▸ Saved data entries:
★ ★ ★ ★ ★
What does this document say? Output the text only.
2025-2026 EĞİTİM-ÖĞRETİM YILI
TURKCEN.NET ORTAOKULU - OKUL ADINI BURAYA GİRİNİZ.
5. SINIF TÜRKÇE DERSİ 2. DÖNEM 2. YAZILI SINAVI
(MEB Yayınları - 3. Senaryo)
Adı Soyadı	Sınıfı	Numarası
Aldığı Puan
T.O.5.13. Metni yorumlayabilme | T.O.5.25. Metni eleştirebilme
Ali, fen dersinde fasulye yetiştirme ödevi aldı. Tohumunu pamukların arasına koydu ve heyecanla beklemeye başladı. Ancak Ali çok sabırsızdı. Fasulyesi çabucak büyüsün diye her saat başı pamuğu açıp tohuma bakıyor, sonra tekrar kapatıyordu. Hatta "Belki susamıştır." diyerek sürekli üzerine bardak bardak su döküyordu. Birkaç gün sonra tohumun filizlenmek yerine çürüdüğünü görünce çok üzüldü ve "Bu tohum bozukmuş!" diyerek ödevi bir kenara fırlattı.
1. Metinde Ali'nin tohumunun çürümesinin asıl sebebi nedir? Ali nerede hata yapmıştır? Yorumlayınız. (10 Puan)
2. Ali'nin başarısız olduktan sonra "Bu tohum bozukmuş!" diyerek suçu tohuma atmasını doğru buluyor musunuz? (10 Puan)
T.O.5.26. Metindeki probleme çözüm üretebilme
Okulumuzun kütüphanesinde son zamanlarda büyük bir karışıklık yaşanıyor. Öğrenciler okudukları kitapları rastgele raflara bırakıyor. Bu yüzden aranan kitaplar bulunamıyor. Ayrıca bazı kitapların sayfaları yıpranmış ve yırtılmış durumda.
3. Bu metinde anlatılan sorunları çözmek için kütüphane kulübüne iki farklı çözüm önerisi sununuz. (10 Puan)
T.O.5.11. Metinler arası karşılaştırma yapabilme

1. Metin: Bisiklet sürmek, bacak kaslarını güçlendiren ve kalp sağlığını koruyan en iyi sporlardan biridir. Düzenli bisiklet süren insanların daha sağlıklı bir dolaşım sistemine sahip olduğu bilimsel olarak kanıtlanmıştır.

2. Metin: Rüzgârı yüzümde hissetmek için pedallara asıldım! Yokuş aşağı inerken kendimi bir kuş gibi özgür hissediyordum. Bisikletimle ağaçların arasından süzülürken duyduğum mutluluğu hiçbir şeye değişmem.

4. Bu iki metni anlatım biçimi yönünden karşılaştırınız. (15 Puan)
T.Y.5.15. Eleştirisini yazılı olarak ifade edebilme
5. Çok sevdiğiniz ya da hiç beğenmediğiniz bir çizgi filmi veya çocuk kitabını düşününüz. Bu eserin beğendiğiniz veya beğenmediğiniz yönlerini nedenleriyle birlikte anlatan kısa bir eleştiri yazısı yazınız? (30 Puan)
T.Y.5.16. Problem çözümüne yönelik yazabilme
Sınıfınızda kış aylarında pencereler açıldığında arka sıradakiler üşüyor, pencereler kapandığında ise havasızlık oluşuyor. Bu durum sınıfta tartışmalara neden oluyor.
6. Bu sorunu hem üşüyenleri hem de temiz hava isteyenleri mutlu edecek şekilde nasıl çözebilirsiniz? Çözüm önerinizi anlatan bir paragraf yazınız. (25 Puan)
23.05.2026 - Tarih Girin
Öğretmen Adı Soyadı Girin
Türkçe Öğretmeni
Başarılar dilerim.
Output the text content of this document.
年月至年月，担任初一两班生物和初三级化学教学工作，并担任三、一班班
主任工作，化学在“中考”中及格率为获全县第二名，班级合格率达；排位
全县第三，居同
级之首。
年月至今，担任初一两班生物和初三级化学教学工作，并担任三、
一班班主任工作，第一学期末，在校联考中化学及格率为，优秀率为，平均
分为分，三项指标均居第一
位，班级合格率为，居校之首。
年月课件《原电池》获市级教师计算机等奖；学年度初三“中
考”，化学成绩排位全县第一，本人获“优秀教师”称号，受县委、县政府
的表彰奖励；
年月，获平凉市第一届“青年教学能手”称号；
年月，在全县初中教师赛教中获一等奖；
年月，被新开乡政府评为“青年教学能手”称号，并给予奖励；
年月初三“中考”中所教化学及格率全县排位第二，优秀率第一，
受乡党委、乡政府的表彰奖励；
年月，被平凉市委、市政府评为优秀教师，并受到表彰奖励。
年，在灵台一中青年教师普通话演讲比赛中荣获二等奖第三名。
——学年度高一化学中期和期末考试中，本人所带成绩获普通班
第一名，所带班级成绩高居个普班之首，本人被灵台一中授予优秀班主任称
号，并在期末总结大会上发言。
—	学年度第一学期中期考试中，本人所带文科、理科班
★ ★ ★ ★ ★
▸ Exercise directions: Give the number of lines in the entries that include the string "Output", and nothing more.

▸ Written response: 2